## ABOUT THIS EXERCISE
Return each line below holding the string "graphische".

## AVAILABLE DATA
>>>

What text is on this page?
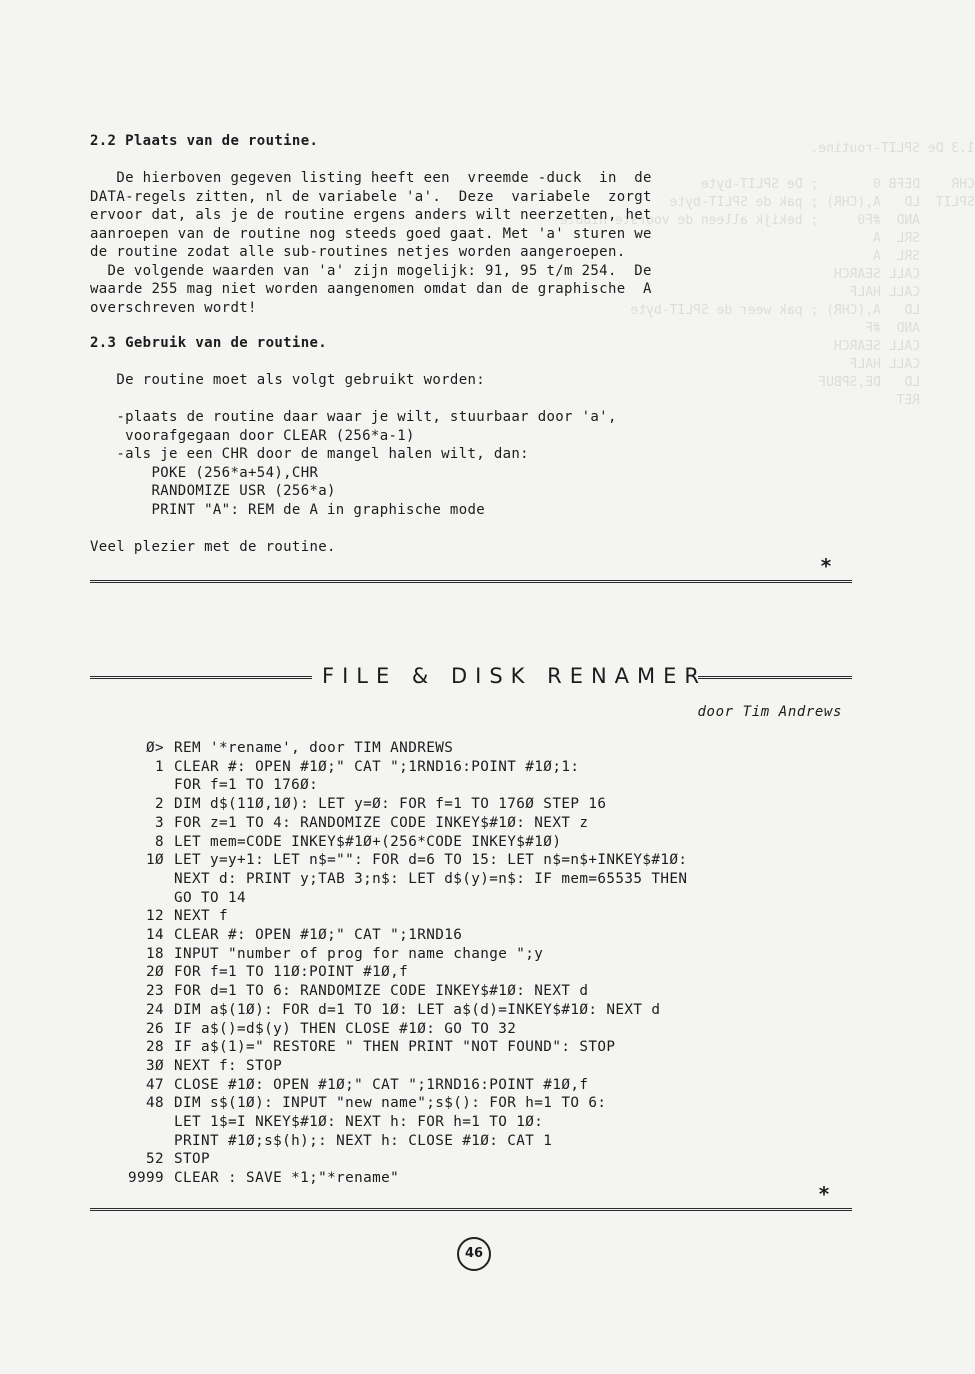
1.3 De SPLIT-routine.

CHR    DEFB 0       ; De SPLIT-byte
SPLIT  LD   A,(CHR) ; pak de SPLIT-byte
AND  #F0     ; bekijk alleen de voorste nibble
SRL  A
SRL  A
CALL SEARCH
CALL HALF
LD   A,(CHR) ; pak weer de SPLIT-byte
AND  #F
CALL SEARCH
CALL HALF
LD   DE,SPBUF
RET
2.2 Plaats van de routine.
De hierboven gegeven listing heeft een  vreemde -duck  in  de
DATA-regels zitten, nl de variabele 'a'.  Deze  variabele  zorgt
ervoor dat, als je de routine ergens anders wilt neerzetten, het
aanroepen van de routine nog steeds goed gaat. Met 'a' sturen we
de routine zodat alle sub-routines netjes worden aangeroepen.
De volgende waarden van 'a' zijn mogelijk: 91, 95 t/m 254.  De
waarde 255 mag niet worden aangenomen omdat dan de graphische  A
overschreven wordt!
2.3 Gebruik van de routine.
De routine moet als volgt gebruikt worden:
-plaats de routine daar waar je wilt, stuurbaar door 'a',
voorafgegaan door CLEAR (256*a-1)
-als je een CHR door de mangel halen wilt, dan:
POKE (256*a+54),CHR
RANDOMIZE USR (256*a)
PRINT "A": REM de A in graphische mode
Veel plezier met de routine.
*
FILE & DISK RENAMER
door Tim Andrews
Ø> REM '*rename', door TIM ANDREWS
1 CLEAR #: OPEN #1Ø;" CAT ";1RND16:POINT #1Ø;1:
FOR f=1 TO 176Ø:
2 DIM d$(11Ø,1Ø): LET y=Ø: FOR f=1 TO 176Ø STEP 16
3 FOR z=1 TO 4: RANDOMIZE CODE INKEY$#1Ø: NEXT z
8 LET mem=CODE INKEY$#1Ø+(256*CODE INKEY$#1Ø)
1Ø LET y=y+1: LET n$="": FOR d=6 TO 15: LET n$=n$+INKEY$#1Ø:
NEXT d: PRINT y;TAB 3;n$: LET d$(y)=n$: IF mem=65535 THEN
GO TO 14
12 NEXT f
14 CLEAR #: OPEN #1Ø;" CAT ";1RND16
18 INPUT "number of prog for name change ";y
2Ø FOR f=1 TO 11Ø:POINT #1Ø,f
23 FOR d=1 TO 6: RANDOMIZE CODE INKEY$#1Ø: NEXT d
24 DIM a$(1Ø): FOR d=1 TO 1Ø: LET a$(d)=INKEY$#1Ø: NEXT d
26 IF a$()=d$(y) THEN CLOSE #1Ø: GO TO 32
28 IF a$(1)=" RESTORE " THEN PRINT "NOT FOUND": STOP
3Ø NEXT f: STOP
47 CLOSE #1Ø: OPEN #1Ø;" CAT ";1RND16:POINT #1Ø,f
48 DIM s$(1Ø): INPUT "new name";s$(): FOR h=1 TO 6:
LET 1$=I NKEY$#1Ø: NEXT h: FOR h=1 TO 1Ø:
PRINT #1Ø;s$(h);: NEXT h: CLOSE #1Ø: CAT 1
52 STOP
9999 CLEAR : SAVE *1;"*rename"
*
46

<<<

## REPLY TO THE TASK
waarde 255 mag niet worden aangenomen omdat dan de graphische  A
PRINT "A": REM de A in graphische mode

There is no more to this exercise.